══ DATA FOR THIS TASK ══

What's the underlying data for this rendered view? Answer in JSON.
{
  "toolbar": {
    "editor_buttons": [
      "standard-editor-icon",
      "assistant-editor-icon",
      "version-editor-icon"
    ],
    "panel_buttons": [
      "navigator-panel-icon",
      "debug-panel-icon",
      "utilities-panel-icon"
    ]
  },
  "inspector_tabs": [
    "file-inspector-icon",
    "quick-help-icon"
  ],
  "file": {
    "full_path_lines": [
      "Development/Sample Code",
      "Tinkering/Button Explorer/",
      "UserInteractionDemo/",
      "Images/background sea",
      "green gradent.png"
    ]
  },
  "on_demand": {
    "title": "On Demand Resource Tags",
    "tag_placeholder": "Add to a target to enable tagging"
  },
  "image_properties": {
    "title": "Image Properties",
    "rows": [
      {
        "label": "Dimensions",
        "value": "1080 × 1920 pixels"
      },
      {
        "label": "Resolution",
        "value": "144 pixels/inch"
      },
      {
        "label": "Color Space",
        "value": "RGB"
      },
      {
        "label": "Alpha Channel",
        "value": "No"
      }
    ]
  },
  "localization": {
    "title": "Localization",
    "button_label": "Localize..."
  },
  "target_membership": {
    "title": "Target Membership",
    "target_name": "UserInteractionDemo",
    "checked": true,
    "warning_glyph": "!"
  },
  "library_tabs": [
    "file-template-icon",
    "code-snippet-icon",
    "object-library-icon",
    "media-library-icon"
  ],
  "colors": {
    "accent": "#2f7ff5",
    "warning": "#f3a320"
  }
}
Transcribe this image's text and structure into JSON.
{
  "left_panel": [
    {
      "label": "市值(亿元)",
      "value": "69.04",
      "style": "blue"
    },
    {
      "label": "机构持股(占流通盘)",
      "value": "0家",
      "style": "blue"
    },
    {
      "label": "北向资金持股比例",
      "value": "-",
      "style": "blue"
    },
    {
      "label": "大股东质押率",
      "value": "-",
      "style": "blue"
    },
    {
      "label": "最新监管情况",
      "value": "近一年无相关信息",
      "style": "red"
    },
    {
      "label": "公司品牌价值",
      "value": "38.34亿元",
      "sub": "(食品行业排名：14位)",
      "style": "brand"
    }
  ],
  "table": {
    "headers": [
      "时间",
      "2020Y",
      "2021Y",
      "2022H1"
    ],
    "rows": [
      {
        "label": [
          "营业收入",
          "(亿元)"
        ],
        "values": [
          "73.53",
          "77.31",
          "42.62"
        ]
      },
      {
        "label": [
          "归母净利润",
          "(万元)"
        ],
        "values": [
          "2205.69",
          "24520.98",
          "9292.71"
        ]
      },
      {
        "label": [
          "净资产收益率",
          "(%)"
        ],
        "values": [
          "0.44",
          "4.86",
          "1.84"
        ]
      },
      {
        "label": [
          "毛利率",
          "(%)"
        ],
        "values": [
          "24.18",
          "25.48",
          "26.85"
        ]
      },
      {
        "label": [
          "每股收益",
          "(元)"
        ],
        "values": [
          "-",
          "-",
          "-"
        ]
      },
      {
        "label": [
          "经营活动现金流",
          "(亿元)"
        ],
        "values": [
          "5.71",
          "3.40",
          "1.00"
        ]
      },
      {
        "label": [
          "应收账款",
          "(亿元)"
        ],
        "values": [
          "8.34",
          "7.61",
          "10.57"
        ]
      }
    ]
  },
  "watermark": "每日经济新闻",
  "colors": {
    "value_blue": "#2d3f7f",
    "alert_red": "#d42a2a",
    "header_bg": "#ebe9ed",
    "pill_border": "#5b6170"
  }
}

═══

Copy every line of the data that holds the string "title".

    "title": "On Demand Resource Tags",
    "title": "Image Properties",
    "title": "Localization",
    "title": "Target Membership",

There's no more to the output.